- [Goal] How many of the lines below include "payline"? Give the number and no other words.

— Start Material provided —

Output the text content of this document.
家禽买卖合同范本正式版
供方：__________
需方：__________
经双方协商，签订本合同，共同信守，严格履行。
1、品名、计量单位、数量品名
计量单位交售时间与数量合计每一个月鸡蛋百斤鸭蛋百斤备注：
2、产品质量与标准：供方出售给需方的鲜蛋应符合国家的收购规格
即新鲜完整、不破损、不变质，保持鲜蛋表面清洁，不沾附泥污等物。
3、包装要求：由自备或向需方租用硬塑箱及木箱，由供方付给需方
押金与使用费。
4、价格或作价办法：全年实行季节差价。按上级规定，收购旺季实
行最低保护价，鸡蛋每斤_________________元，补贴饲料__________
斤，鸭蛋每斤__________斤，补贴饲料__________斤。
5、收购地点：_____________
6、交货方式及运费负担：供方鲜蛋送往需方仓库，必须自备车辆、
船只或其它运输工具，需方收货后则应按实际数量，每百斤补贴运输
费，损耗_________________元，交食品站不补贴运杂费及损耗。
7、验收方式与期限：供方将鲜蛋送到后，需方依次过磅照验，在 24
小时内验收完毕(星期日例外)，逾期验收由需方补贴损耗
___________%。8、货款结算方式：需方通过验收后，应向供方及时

— End Material provided —
— Start Material provided —

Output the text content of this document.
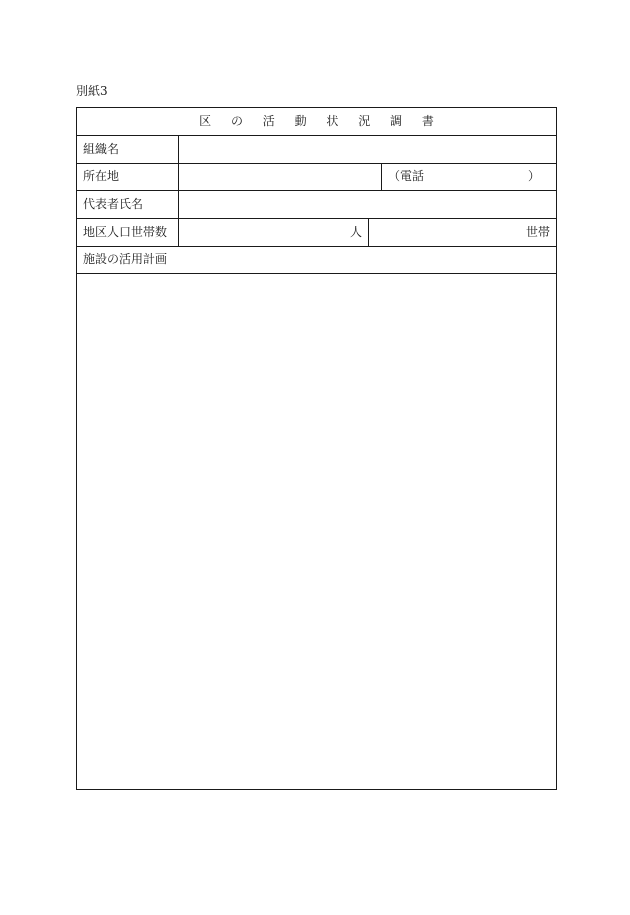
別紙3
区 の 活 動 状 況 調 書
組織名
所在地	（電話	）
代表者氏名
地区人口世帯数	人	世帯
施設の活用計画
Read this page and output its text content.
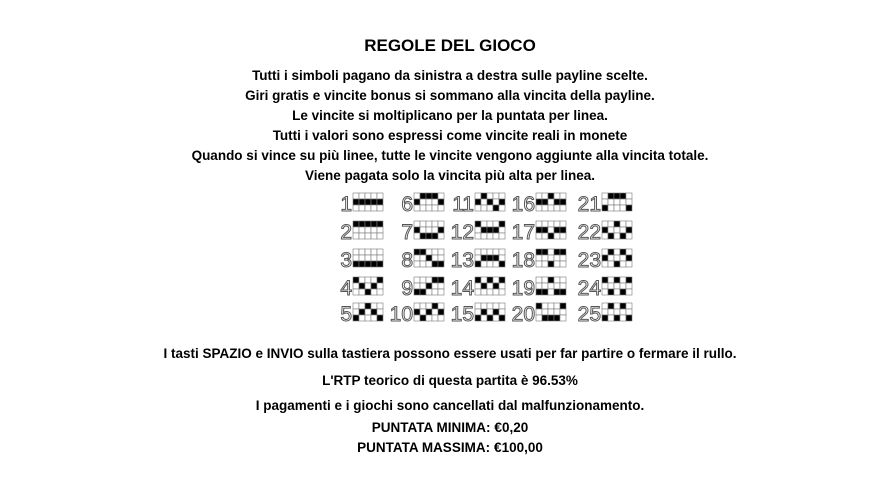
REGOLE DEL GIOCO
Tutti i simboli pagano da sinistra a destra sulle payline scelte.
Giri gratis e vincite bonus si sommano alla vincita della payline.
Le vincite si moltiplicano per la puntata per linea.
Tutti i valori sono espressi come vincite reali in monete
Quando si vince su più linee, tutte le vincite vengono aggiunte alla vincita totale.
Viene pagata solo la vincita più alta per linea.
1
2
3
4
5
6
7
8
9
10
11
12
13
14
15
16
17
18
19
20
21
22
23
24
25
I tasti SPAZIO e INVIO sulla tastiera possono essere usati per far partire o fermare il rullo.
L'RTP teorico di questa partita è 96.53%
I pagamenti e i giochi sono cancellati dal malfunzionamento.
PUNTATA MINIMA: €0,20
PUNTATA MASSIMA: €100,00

— End Material provided —

- [Output] 2